◆ **Exercise description**:
Both the line containing "Serialize everything readable" and the last line of the listing are included: write out exactly the lines from one to the other.

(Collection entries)
──────

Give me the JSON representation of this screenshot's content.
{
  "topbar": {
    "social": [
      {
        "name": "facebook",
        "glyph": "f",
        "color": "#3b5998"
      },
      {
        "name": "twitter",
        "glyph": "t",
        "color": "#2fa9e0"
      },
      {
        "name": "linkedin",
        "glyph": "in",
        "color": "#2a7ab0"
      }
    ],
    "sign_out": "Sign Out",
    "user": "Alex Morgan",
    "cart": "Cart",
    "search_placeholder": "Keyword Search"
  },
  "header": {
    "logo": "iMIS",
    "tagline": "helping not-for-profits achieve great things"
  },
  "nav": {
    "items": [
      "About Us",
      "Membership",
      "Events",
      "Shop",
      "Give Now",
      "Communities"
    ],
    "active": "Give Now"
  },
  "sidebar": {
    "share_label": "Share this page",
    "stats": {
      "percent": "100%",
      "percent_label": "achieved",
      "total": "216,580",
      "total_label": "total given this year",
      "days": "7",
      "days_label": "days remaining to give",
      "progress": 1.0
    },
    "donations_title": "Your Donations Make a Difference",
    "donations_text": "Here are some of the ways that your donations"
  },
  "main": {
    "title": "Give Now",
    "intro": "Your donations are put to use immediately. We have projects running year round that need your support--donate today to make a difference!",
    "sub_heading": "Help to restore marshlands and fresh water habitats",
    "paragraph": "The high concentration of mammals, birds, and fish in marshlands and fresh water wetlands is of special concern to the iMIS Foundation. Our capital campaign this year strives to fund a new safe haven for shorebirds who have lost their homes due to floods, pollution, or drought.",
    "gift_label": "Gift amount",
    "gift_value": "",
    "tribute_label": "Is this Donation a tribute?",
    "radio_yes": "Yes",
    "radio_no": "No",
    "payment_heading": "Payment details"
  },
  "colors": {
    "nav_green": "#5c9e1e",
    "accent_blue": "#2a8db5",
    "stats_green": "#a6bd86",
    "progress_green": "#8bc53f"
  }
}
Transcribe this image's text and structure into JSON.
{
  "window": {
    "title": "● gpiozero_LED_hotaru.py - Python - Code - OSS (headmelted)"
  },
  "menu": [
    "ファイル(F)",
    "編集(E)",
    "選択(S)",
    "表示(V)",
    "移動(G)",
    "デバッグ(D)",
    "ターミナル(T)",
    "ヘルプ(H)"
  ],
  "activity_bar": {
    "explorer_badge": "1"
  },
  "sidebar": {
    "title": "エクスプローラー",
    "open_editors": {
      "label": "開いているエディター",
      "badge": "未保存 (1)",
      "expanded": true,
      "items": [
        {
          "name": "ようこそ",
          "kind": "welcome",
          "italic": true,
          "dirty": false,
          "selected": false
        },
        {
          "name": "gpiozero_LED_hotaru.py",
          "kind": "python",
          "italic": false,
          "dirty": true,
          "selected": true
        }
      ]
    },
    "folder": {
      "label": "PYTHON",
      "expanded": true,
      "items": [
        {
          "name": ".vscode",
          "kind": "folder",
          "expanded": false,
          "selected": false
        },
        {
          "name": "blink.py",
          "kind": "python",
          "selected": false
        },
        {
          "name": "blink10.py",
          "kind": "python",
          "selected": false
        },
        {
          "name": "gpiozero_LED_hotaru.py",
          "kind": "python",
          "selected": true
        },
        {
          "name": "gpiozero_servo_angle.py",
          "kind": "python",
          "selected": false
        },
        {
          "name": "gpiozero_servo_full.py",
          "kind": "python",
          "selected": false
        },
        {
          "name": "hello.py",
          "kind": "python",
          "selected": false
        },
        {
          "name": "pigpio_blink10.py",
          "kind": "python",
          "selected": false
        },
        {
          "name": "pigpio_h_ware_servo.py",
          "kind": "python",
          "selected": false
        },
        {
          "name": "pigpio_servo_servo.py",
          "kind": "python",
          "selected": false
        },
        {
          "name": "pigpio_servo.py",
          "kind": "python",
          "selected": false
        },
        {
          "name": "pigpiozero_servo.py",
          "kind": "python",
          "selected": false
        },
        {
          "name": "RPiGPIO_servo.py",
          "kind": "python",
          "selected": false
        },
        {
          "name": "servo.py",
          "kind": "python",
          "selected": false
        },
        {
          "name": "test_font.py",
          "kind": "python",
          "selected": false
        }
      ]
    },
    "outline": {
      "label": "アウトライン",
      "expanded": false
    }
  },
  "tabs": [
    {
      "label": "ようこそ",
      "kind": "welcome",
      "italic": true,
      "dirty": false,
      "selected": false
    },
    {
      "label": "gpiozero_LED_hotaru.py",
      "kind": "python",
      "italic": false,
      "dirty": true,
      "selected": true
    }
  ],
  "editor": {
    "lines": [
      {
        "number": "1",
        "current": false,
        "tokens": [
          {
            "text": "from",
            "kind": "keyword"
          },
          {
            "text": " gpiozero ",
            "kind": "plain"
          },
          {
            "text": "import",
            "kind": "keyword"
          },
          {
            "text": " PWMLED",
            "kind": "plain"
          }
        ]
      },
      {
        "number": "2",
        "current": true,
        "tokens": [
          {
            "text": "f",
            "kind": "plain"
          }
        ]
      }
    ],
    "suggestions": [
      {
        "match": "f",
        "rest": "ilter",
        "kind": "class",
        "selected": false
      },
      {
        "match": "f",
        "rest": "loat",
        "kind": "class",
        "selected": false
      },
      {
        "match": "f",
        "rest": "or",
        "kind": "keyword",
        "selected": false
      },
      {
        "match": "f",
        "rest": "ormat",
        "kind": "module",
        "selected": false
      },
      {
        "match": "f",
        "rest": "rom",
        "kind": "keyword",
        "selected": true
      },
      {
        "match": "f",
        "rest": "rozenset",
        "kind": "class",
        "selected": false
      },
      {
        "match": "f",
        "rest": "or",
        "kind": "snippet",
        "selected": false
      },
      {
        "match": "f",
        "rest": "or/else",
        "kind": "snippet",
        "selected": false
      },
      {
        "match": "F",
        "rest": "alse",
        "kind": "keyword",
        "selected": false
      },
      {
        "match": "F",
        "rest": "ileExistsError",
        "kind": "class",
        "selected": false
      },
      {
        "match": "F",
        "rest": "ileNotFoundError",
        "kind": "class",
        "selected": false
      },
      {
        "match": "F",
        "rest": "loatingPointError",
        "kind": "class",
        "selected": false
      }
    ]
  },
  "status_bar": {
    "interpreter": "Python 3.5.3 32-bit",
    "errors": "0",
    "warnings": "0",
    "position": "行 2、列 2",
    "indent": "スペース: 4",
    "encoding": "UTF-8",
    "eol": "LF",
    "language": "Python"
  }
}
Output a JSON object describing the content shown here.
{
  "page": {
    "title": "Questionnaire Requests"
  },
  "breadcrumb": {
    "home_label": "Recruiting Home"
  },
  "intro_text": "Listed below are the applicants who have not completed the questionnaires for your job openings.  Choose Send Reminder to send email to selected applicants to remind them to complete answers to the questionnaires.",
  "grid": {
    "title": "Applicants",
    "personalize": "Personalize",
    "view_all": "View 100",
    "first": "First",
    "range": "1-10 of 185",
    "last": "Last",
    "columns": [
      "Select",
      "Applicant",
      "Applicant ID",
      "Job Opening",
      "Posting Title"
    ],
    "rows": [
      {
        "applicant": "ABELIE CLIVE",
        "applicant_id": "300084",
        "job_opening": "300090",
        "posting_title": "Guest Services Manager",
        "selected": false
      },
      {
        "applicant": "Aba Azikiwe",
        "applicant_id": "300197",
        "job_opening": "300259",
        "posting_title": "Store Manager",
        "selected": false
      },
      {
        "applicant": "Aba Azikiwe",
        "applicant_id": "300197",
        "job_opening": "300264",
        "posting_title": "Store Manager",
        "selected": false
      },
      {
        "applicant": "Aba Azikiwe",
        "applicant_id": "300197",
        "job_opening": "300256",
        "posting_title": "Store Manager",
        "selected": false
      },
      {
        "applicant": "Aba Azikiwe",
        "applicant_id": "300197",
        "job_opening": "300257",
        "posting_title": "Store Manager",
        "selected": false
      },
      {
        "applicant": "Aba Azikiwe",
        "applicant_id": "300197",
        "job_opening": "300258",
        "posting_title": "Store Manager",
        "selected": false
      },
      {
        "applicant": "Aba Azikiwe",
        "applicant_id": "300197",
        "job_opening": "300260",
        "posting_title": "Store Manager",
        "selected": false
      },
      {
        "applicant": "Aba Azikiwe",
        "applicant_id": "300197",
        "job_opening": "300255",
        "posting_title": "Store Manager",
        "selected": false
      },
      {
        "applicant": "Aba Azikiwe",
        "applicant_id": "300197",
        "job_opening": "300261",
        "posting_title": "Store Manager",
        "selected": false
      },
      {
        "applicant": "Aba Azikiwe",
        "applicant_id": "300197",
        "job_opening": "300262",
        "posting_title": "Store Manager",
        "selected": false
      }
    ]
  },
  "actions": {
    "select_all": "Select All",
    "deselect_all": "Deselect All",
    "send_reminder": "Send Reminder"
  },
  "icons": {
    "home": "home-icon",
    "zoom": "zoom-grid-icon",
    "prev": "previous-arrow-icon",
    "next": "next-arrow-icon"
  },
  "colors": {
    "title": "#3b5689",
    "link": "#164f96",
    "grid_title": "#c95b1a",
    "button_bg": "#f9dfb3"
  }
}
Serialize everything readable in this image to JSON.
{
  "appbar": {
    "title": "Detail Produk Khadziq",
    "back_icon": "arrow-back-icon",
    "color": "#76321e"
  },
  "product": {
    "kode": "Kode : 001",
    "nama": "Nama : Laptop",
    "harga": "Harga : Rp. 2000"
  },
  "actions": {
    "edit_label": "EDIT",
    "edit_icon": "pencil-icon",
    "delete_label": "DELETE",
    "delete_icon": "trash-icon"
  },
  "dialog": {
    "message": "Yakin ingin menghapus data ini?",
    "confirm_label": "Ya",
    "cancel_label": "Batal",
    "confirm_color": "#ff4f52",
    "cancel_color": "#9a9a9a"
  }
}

──────

◆ **Task result**:
Serialize everything readable in this image to JSON.
{
  "appbar": {
    "title": "Detail Produk Khadziq",
    "back_icon": "arrow-back-icon",
    "color": "#76321e"
  },
  "product": {
    "kode": "Kode : 001",
    "nama": "Nama : Laptop",
    "harga": "Harga : Rp. 2000"
  },
  "actions": {
    "edit_label": "EDIT",
    "edit_icon": "pencil-icon",
    "delete_label": "DELETE",
    "delete_icon": "trash-icon"
  },
  "dialog": {
    "message": "Yakin ingin menghapus data ini?",
    "confirm_label": "Ya",
    "cancel_label": "Batal",
    "confirm_color": "#ff4f52",
    "cancel_color": "#9a9a9a"
  }
}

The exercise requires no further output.